» Source material
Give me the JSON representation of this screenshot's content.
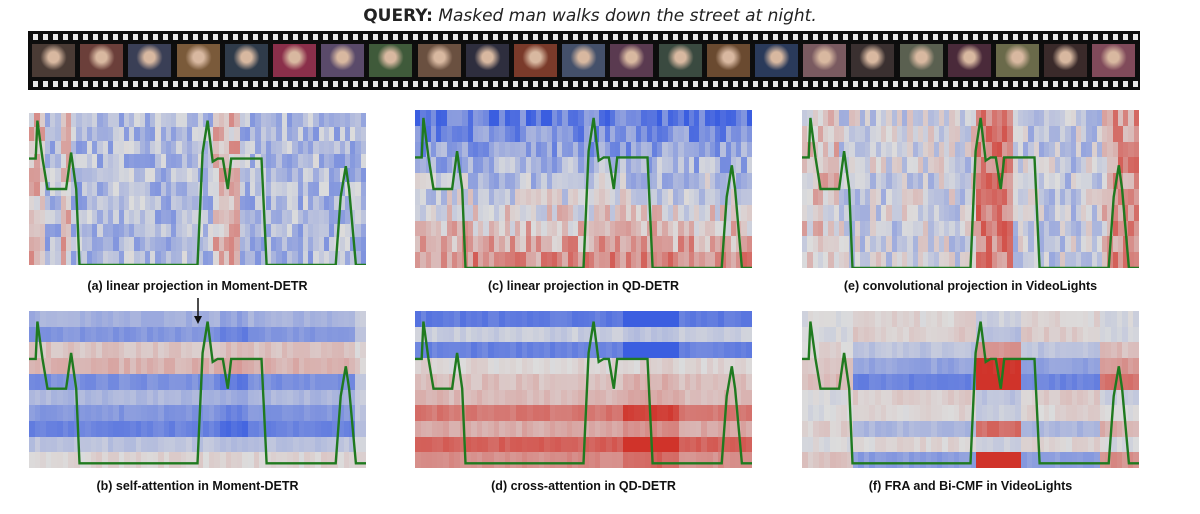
{
  "query": {
    "label": "QUERY:",
    "text": "Masked man walks down the street at night."
  },
  "captions": {
    "a": "(a) linear projection in Moment-DETR",
    "b": "(b) self-attention in Moment-DETR",
    "c": "(c) linear projection in QD-DETR",
    "d": "(d) cross-attention in QD-DETR",
    "e": "(e) convolutional projection in VideoLights",
    "f": "(f) FRA and Bi-CMF in VideoLights"
  },
  "colors": {
    "cool": "#3b5ee0",
    "neutral": "#dcdcdc",
    "warm": "#d0332a",
    "saliency_line": "#1f7a1f",
    "film": "#0d0d0d"
  }
}
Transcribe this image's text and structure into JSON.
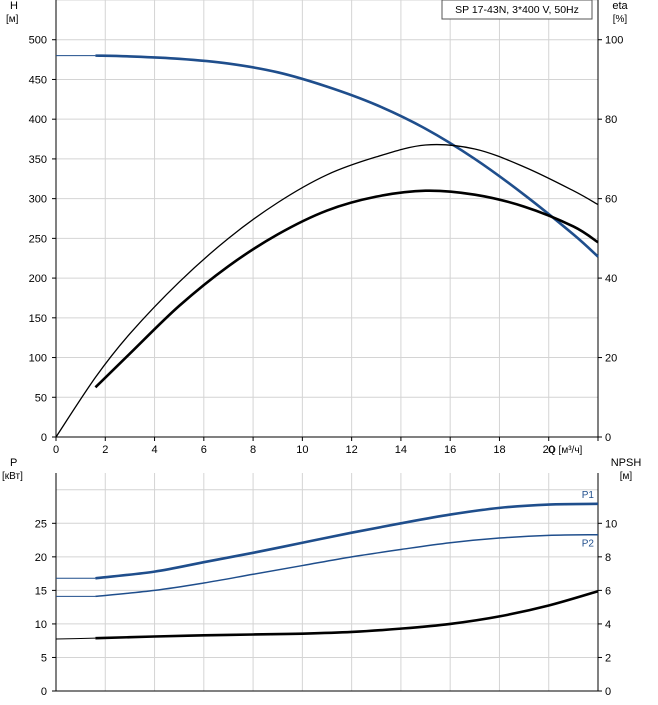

» Your goal
Copy all the records above exactly, but leave out the pictures.

» Final result
Give me the JSON representation of this screenshot's content.
{
  "query": {
    "label": "QUERY:",
    "text": "Masked man walks down the street at night."
  },
  "captions": {
    "a": "(a) linear projection in Moment-DETR",
    "b": "(b) self-attention in Moment-DETR",
    "c": "(c) linear projection in QD-DETR",
    "d": "(d) cross-attention in QD-DETR",
    "e": "(e) convolutional projection in VideoLights",
    "f": "(f) FRA and Bi-CMF in VideoLights"
  },
  "colors": {
    "cool": "#3b5ee0",
    "neutral": "#dcdcdc",
    "warm": "#d0332a",
    "saliency_line": "#1f7a1f",
    "film": "#0d0d0d"
  }
}
Transcribe this image's text and structure into JSON.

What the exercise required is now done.